Request:
Give the number of lines that include the word "Passcode", nothing more.

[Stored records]

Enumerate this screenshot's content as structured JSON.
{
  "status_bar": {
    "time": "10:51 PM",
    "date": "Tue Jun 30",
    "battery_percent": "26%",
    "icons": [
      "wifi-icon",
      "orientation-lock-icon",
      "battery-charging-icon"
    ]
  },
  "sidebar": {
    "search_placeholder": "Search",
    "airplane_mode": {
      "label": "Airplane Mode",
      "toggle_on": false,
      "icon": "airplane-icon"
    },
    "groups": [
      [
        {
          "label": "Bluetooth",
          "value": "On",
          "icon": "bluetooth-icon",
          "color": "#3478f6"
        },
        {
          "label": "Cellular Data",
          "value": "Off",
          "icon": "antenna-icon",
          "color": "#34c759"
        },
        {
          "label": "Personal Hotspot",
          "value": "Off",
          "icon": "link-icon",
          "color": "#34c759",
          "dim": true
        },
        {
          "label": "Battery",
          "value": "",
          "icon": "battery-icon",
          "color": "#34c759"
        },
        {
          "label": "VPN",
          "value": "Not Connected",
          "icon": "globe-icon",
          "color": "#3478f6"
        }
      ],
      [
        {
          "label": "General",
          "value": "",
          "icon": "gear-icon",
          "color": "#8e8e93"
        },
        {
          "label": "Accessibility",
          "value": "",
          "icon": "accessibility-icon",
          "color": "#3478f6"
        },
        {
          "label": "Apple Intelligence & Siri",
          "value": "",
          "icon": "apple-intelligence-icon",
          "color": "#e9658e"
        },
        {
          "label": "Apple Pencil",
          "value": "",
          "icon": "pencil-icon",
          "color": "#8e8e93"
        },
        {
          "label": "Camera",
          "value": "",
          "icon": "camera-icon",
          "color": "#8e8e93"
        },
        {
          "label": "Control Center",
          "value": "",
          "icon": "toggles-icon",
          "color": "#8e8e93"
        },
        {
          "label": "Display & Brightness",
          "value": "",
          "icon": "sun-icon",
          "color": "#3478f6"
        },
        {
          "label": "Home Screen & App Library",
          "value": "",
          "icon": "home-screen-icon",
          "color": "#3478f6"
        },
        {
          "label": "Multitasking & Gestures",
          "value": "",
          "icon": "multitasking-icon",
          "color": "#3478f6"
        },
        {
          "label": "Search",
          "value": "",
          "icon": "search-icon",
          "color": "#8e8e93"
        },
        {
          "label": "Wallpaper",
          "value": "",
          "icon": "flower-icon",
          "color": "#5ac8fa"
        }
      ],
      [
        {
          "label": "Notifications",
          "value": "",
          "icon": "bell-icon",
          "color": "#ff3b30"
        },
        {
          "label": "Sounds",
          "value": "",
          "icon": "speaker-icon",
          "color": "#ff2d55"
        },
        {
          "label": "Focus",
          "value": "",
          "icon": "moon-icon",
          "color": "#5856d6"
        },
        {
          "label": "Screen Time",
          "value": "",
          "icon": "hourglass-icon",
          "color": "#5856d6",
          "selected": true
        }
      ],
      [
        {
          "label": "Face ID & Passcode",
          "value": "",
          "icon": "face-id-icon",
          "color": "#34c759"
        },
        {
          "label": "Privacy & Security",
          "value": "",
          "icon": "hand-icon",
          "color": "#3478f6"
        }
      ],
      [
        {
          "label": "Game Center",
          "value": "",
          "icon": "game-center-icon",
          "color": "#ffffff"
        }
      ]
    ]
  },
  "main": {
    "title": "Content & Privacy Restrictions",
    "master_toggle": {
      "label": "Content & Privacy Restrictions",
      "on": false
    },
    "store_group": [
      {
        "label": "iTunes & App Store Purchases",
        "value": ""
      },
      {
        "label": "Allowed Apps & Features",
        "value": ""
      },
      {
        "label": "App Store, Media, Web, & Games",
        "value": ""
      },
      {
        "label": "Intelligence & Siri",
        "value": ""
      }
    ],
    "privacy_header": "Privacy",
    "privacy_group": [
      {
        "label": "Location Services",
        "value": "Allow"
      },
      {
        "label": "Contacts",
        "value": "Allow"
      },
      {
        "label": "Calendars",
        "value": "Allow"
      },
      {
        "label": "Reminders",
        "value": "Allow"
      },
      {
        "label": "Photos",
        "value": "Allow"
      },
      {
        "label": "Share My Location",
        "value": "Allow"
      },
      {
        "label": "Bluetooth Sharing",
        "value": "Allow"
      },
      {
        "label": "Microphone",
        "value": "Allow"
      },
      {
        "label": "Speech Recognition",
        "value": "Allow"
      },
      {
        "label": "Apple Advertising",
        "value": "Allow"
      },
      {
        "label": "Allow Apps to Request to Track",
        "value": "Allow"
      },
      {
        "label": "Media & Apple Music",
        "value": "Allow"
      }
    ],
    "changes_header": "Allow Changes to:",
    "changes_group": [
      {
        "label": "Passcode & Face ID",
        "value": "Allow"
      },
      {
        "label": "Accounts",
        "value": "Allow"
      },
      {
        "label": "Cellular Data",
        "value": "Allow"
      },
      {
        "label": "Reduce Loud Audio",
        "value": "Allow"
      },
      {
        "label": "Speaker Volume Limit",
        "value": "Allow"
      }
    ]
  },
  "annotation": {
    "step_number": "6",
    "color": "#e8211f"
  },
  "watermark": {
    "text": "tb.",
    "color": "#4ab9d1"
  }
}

Response to the task:
2